### MATERIALS PROVIDED
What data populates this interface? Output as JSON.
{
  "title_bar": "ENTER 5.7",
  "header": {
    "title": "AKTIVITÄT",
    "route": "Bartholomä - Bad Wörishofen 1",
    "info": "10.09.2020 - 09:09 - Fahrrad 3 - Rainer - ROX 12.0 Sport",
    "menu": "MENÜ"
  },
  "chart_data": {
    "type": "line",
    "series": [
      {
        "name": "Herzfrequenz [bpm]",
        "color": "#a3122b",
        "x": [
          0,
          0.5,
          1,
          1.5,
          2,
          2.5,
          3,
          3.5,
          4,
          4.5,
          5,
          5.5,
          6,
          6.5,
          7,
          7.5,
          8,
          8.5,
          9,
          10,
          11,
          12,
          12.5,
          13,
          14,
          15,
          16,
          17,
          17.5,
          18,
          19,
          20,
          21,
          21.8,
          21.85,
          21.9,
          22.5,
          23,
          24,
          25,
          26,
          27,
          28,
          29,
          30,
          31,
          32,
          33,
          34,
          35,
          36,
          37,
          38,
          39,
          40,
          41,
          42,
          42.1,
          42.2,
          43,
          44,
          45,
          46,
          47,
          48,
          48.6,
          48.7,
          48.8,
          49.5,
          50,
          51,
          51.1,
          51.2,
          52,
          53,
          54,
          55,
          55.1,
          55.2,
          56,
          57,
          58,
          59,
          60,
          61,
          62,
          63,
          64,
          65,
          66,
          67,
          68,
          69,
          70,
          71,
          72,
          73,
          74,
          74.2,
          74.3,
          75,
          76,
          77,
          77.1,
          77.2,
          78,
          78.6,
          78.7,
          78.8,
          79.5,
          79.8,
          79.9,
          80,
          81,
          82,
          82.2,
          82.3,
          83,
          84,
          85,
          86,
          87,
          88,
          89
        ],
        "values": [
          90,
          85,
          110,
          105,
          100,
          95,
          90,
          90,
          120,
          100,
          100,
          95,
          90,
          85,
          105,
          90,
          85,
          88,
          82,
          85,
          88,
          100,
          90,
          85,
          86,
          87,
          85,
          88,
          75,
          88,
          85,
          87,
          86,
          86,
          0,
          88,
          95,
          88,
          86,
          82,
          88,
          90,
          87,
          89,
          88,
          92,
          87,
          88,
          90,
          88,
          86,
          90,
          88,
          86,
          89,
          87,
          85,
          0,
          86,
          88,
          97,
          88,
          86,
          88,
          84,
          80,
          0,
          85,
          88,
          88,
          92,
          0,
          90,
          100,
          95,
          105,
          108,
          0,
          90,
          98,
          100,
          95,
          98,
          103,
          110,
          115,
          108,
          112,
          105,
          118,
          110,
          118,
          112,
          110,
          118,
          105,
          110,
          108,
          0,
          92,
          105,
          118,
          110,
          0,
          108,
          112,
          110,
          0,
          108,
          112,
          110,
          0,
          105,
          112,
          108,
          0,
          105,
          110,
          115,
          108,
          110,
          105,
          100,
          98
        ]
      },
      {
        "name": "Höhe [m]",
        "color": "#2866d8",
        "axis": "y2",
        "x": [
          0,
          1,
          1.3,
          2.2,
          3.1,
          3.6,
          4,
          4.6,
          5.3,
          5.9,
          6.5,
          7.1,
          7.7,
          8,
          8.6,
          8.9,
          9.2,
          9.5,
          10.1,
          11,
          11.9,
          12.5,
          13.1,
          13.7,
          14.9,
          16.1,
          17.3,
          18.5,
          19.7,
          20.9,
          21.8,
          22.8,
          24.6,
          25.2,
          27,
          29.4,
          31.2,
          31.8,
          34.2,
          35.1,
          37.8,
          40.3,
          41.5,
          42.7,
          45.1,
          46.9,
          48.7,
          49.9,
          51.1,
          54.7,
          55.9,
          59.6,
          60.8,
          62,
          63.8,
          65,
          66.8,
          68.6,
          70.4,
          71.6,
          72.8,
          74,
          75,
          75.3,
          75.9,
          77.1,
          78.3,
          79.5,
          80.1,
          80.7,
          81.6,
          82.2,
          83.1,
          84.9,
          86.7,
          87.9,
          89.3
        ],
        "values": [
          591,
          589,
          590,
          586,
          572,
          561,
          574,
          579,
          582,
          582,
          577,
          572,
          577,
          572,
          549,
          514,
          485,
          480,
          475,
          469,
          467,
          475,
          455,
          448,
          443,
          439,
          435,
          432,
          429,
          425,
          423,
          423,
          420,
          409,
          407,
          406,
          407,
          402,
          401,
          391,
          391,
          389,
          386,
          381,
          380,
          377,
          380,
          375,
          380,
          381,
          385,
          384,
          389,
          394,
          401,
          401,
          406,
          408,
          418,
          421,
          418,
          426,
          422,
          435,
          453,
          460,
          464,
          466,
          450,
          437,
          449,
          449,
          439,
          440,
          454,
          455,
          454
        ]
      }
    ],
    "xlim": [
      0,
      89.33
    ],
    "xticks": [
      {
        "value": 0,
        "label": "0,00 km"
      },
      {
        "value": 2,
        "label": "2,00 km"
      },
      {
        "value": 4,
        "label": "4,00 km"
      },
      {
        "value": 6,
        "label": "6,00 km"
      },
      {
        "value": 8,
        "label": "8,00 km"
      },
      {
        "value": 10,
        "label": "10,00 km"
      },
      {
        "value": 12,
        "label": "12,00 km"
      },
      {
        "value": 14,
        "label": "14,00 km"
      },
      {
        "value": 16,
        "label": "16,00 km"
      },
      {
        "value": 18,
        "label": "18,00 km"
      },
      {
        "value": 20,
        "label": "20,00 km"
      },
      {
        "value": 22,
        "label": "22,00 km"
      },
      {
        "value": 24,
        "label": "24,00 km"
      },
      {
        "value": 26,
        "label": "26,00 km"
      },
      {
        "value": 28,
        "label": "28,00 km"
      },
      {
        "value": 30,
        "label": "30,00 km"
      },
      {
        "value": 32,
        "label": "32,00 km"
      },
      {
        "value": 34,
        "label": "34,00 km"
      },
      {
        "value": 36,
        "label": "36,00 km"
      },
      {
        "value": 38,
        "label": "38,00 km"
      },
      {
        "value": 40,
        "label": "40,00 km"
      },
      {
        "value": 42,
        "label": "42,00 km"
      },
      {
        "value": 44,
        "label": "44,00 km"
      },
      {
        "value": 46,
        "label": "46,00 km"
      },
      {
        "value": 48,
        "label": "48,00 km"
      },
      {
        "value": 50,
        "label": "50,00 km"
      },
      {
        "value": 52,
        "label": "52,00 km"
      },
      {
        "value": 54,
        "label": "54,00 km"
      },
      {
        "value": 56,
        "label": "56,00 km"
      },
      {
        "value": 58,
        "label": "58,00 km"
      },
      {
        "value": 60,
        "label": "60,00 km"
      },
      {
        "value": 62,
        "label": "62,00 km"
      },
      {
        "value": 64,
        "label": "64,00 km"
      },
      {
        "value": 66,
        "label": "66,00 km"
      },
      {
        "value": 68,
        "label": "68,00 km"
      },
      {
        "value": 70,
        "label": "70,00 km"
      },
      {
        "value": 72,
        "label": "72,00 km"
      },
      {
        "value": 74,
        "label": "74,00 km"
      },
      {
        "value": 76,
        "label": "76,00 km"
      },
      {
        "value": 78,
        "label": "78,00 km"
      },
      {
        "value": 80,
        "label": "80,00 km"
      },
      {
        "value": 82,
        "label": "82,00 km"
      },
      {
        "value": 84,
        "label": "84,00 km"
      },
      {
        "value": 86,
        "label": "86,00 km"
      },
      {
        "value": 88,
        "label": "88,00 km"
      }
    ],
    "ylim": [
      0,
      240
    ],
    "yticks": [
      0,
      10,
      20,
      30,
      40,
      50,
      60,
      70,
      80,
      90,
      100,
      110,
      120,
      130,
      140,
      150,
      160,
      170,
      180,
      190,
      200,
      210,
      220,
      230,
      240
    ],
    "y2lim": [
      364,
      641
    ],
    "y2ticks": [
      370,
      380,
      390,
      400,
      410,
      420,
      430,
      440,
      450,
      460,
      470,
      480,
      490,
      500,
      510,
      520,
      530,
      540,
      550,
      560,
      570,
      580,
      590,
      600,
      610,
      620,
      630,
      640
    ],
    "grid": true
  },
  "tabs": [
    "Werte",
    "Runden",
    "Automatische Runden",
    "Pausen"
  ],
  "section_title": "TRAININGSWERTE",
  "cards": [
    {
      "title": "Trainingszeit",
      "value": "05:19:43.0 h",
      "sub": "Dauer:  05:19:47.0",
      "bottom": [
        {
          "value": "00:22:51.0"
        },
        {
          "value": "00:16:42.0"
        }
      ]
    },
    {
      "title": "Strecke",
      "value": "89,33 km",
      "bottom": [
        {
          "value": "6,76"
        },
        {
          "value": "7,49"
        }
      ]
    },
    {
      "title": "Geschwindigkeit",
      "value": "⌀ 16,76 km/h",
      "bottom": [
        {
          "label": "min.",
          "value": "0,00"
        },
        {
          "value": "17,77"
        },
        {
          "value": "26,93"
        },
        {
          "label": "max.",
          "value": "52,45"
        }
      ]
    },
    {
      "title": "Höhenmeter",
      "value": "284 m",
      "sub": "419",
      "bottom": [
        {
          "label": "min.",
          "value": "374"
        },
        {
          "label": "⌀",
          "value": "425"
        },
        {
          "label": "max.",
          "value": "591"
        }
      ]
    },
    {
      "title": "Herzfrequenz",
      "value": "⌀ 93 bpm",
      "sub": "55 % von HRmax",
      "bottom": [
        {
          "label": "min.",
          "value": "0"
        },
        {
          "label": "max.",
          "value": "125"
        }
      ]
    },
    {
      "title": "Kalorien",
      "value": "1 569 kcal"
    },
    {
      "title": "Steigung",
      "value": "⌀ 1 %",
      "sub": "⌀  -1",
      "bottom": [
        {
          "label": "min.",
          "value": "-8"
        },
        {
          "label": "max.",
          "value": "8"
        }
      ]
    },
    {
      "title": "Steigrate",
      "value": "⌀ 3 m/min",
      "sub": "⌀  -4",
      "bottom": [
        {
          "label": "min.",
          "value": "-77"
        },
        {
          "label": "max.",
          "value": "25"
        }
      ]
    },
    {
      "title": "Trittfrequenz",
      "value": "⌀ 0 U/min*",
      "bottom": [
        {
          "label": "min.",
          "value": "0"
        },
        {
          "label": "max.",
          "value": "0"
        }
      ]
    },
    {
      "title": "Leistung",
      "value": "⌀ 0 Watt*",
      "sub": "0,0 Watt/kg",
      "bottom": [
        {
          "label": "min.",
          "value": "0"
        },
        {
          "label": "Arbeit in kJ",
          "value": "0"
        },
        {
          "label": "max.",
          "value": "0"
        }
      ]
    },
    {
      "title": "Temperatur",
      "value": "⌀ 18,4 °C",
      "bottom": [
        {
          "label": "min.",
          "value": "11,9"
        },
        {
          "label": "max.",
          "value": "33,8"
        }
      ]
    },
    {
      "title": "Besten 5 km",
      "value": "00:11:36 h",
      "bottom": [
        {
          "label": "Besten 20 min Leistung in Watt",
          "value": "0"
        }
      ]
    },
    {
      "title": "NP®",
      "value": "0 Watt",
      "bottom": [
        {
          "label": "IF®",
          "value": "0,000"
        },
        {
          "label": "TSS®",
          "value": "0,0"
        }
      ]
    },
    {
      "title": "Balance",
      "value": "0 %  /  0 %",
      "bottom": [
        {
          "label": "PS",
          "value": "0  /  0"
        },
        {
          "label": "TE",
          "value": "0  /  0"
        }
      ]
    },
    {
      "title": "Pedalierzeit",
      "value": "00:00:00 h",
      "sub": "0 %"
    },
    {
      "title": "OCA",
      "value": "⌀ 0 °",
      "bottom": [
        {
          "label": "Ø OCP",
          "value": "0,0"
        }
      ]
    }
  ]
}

### REQUIREMENT
How many of the lines in the listing above hold the word "Watt"? Report only that figure.

### RESPONSE TO THE EXERCISE
4